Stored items
○ ○ ○ ○ ○

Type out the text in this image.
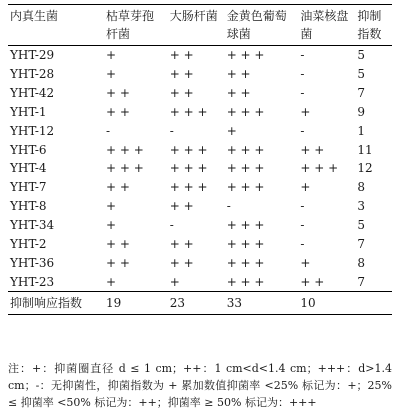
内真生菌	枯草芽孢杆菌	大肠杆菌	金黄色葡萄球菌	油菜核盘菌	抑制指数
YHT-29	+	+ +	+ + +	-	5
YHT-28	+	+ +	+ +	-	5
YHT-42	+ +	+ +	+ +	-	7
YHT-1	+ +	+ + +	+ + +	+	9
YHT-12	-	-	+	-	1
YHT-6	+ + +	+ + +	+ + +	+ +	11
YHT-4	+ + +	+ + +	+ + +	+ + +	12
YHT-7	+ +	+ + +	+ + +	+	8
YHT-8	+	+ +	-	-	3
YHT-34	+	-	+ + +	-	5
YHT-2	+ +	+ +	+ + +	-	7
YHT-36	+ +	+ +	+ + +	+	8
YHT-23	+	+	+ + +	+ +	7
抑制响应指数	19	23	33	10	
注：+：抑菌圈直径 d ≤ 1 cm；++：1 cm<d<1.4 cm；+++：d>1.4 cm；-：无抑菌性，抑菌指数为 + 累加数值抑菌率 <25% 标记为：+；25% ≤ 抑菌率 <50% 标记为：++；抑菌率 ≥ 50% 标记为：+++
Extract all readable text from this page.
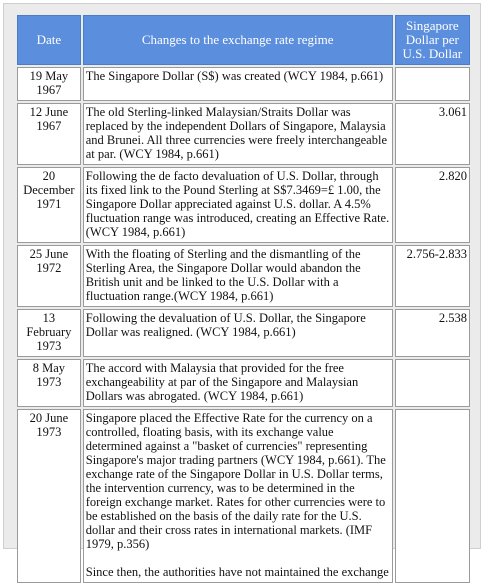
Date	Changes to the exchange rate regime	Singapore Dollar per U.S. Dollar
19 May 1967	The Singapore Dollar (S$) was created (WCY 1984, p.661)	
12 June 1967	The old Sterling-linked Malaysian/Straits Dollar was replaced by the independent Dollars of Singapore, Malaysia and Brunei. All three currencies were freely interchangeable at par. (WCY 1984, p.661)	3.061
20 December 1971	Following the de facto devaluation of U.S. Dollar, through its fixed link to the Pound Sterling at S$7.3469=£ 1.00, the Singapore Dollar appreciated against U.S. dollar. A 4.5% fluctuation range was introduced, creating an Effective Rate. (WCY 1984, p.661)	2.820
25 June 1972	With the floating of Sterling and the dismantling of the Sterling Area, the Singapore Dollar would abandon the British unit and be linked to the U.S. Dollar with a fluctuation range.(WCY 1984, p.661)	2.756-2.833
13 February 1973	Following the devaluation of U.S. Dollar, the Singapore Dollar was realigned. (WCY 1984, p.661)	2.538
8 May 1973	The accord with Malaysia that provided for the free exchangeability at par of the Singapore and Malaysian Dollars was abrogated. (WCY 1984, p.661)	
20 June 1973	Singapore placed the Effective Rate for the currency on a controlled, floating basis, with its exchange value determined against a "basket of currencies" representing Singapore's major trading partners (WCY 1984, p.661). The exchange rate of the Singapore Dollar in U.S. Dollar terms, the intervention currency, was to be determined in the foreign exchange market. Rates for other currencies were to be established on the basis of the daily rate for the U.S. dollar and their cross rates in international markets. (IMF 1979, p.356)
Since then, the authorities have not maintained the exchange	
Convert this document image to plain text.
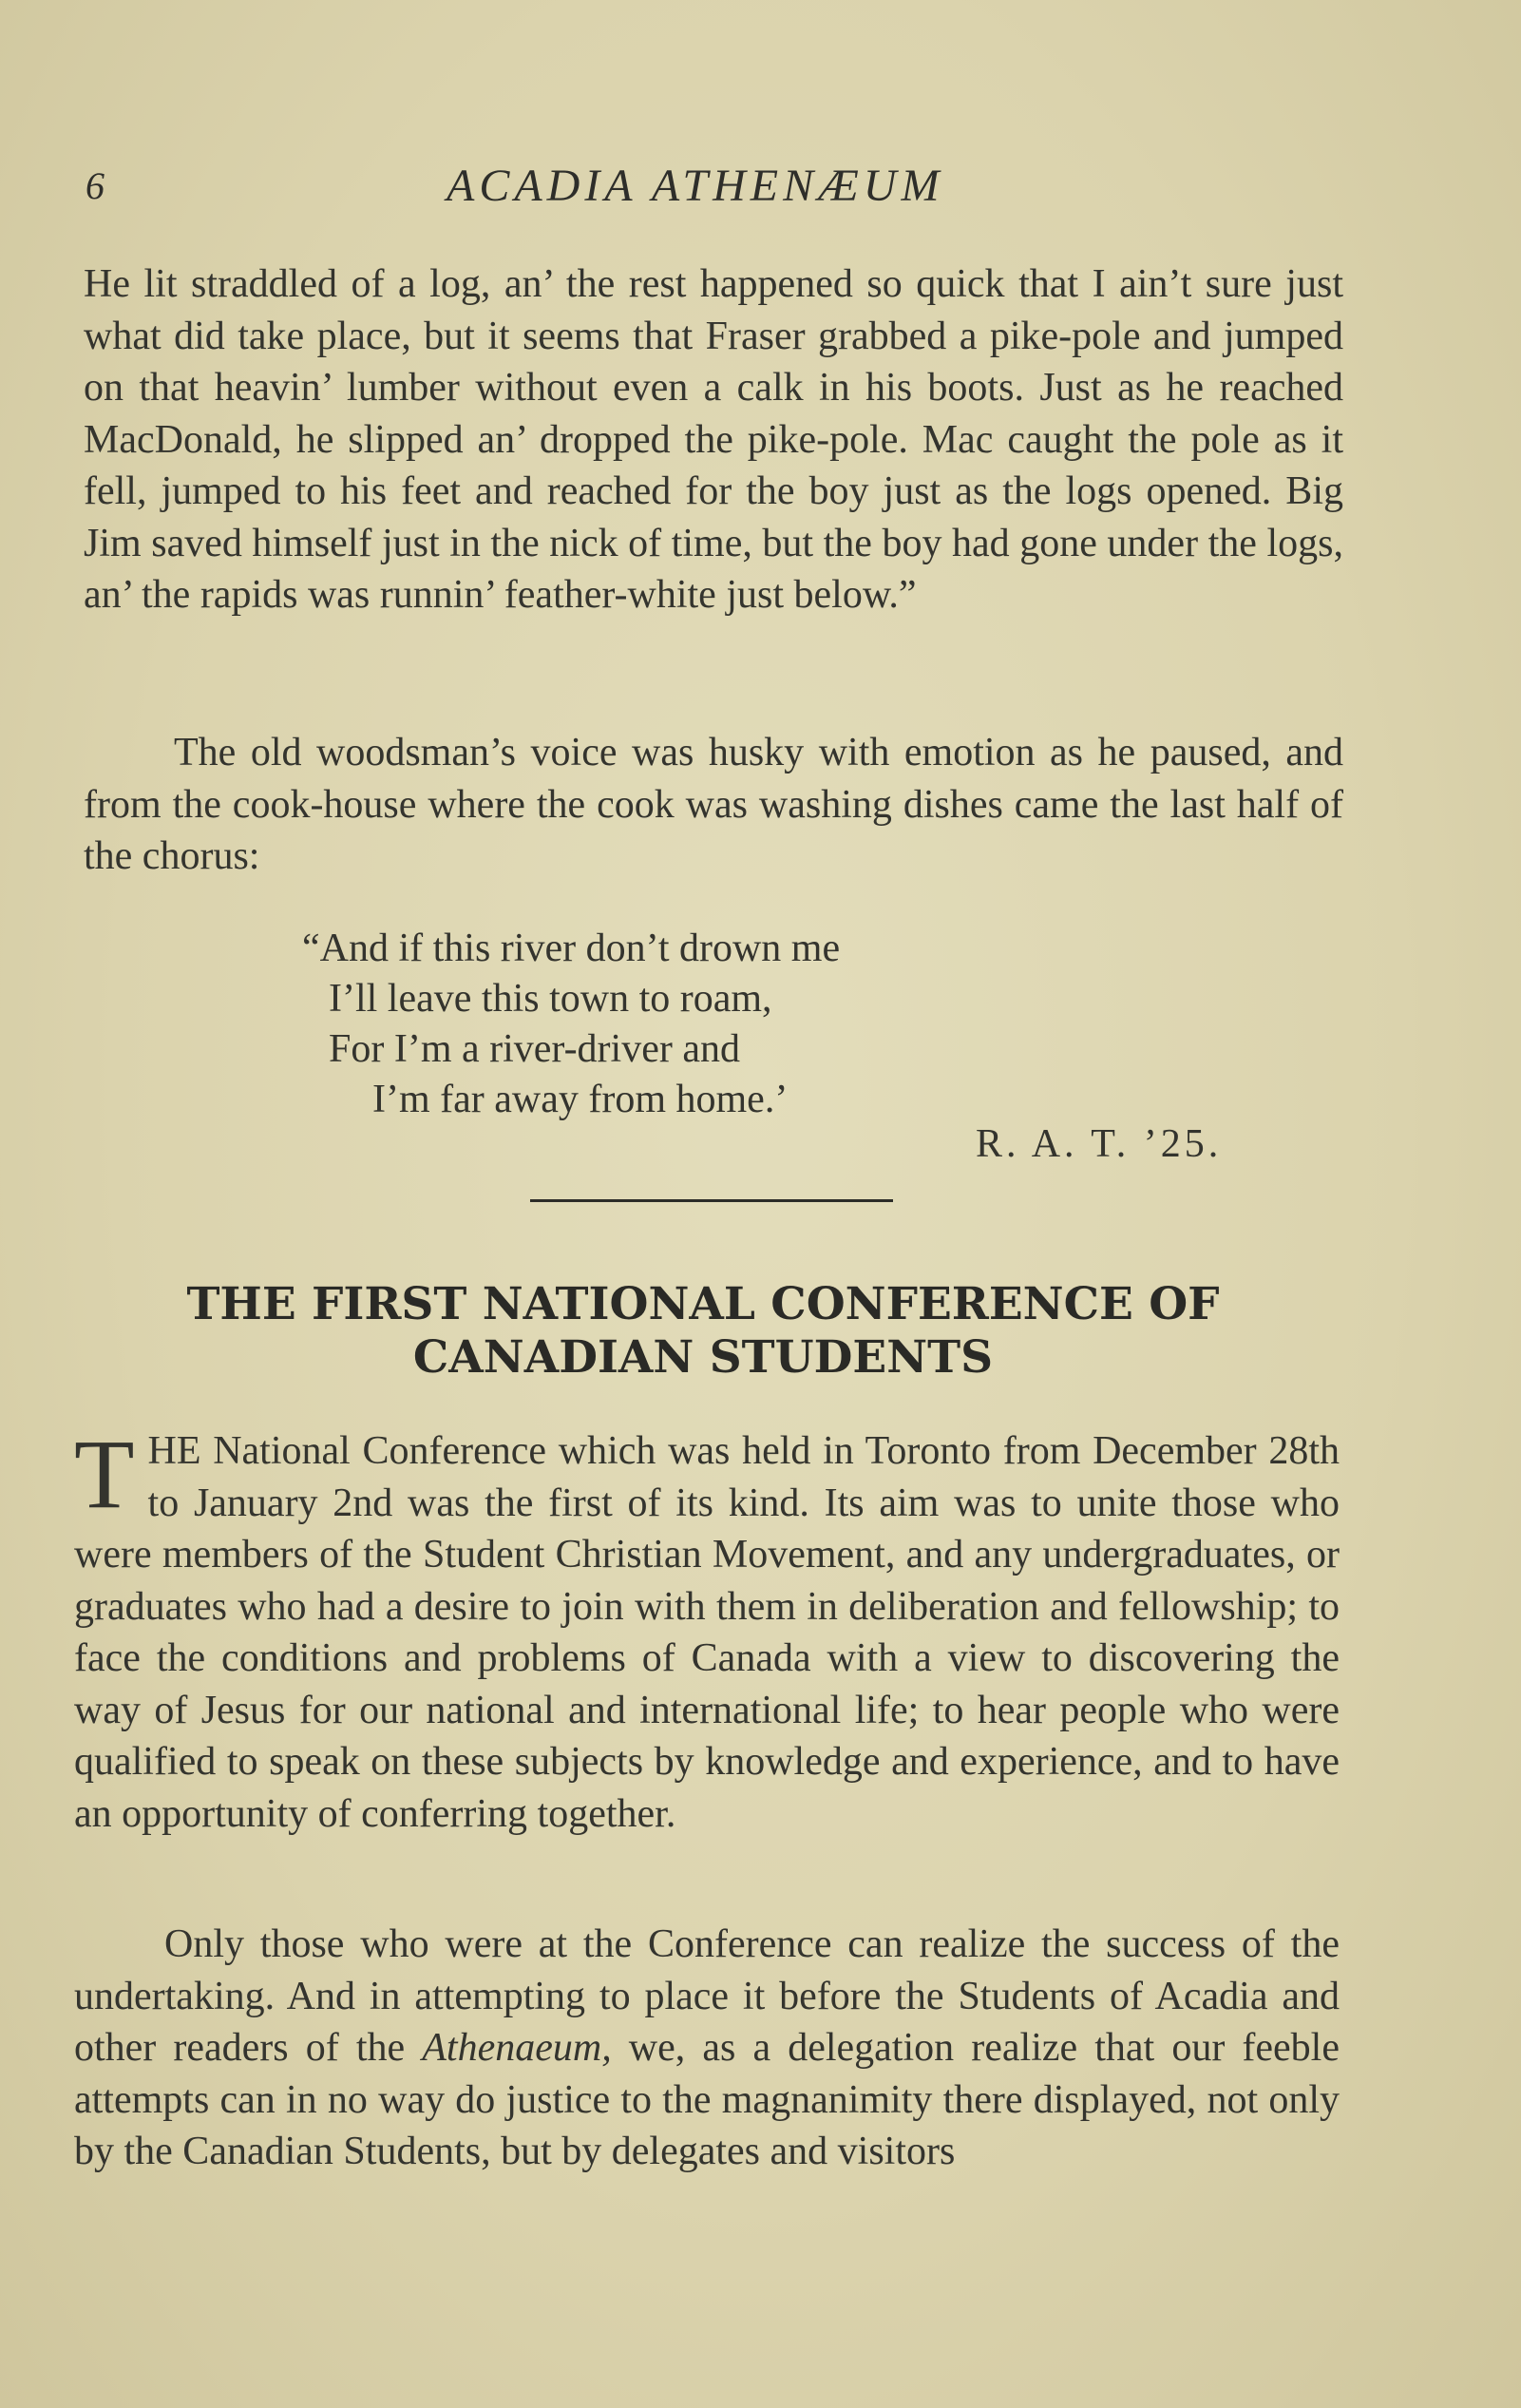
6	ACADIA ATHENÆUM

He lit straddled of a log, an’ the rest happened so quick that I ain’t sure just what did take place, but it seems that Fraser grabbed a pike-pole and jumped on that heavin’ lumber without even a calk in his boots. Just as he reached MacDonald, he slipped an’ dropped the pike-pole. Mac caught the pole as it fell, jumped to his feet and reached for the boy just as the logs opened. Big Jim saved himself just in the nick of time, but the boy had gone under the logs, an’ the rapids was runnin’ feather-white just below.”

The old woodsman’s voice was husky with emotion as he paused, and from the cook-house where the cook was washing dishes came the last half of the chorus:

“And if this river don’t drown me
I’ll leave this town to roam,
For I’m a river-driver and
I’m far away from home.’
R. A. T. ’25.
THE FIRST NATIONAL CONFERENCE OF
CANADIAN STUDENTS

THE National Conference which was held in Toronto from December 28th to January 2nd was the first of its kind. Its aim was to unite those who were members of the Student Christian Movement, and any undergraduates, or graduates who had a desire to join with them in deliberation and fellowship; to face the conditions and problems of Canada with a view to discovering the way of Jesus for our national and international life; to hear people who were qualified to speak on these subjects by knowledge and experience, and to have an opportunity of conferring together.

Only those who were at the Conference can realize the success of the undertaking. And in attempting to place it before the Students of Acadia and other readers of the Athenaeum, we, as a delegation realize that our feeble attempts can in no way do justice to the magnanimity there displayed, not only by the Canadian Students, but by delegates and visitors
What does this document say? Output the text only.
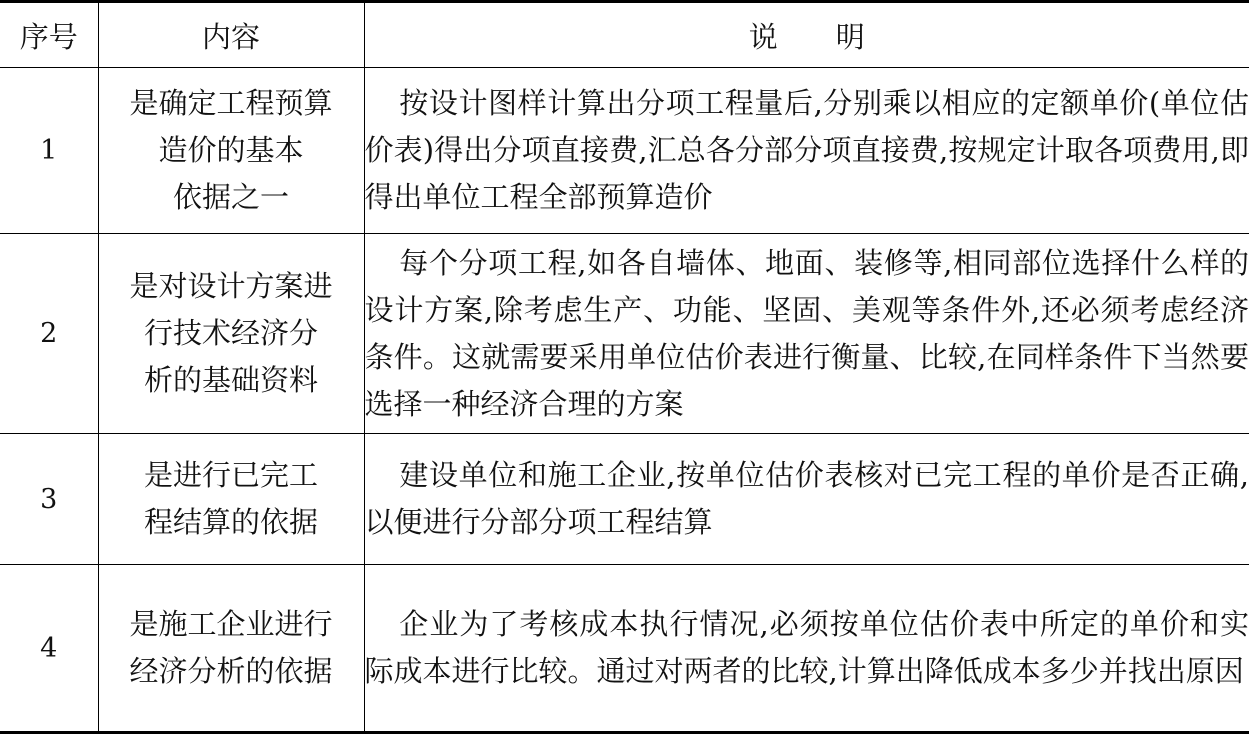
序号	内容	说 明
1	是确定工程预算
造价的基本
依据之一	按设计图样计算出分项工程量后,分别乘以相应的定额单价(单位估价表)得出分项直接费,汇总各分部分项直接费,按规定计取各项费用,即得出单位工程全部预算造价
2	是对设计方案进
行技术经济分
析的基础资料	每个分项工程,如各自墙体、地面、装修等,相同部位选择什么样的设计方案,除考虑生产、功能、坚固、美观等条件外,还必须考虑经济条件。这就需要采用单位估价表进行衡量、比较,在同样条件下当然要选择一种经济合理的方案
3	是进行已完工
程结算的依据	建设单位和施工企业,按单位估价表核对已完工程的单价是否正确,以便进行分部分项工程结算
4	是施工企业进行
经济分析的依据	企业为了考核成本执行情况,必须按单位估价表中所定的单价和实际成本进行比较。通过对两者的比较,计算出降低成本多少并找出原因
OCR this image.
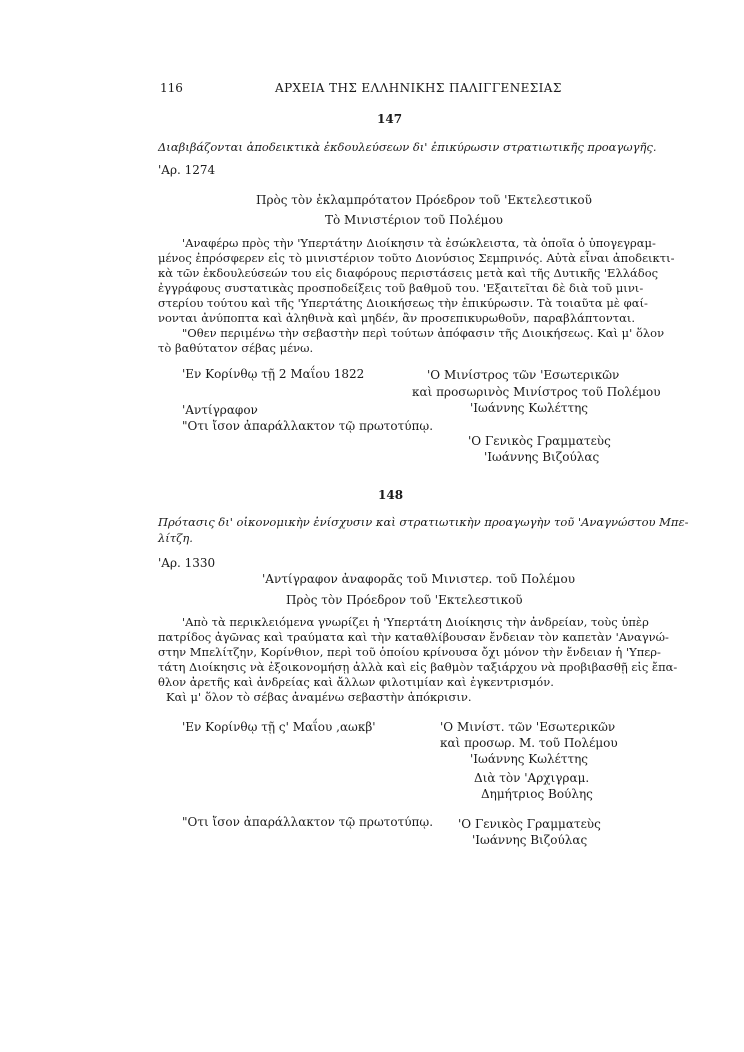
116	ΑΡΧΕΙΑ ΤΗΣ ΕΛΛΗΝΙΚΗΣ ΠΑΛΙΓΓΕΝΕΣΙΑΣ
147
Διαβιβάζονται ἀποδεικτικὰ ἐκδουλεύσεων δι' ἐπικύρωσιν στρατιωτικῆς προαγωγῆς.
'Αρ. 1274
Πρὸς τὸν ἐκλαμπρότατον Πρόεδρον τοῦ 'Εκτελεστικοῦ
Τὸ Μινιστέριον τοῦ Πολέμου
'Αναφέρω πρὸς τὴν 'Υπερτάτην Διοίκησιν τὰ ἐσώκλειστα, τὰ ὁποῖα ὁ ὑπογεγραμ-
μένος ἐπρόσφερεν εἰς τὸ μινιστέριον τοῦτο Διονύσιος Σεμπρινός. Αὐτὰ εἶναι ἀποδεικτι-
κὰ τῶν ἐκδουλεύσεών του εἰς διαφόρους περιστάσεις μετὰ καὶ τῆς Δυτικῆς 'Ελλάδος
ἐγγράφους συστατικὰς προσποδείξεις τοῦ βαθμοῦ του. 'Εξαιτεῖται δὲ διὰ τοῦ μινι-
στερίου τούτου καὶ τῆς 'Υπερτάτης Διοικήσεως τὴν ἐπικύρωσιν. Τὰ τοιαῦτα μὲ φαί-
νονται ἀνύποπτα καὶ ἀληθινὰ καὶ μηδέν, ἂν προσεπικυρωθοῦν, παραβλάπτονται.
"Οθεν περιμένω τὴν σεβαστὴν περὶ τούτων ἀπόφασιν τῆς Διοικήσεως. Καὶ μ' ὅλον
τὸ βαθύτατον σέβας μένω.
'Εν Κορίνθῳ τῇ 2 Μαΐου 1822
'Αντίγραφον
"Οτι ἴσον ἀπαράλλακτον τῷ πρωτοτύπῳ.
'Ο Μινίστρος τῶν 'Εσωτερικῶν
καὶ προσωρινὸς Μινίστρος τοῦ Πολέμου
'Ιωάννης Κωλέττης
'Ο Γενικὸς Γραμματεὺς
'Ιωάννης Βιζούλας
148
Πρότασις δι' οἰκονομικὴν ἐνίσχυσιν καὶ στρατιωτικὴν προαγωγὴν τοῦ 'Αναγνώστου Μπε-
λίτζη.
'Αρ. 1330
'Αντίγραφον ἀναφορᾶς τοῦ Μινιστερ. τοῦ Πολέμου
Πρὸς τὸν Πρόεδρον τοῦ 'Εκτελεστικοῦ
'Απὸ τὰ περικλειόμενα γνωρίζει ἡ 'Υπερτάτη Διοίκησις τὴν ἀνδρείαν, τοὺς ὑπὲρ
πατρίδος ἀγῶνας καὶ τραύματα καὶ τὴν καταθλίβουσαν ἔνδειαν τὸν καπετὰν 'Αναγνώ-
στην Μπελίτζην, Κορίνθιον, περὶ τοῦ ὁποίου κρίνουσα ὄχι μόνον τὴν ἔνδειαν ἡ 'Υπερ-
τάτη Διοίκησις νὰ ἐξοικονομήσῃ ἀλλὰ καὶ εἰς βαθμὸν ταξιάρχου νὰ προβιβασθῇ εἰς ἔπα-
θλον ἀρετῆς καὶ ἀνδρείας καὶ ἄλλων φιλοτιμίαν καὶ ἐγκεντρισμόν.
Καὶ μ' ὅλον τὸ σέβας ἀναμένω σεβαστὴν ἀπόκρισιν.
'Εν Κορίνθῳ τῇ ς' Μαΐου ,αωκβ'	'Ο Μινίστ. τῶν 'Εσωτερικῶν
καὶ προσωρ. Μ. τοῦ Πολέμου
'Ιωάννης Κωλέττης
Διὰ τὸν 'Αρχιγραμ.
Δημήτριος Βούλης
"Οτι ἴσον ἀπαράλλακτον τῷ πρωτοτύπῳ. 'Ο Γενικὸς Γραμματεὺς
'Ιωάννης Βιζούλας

○ ○ ○ ○ ○

*Your task:*
Look through the material above. Copy each line where the word "Malaysia" appears.

*Answer:*
12 June 1967	The old Sterling-linked Malaysian/Straits Dollar was replaced by the independent Dollars of Singapore, Malaysia and Brunei. All three currencies were freely interchangeable at par. (WCY 1984, p.661)	3.061
8 May 1973	The accord with Malaysia that provided for the free exchangeability at par of the Singapore and Malaysian Dollars was abrogated. (WCY 1984, p.661)	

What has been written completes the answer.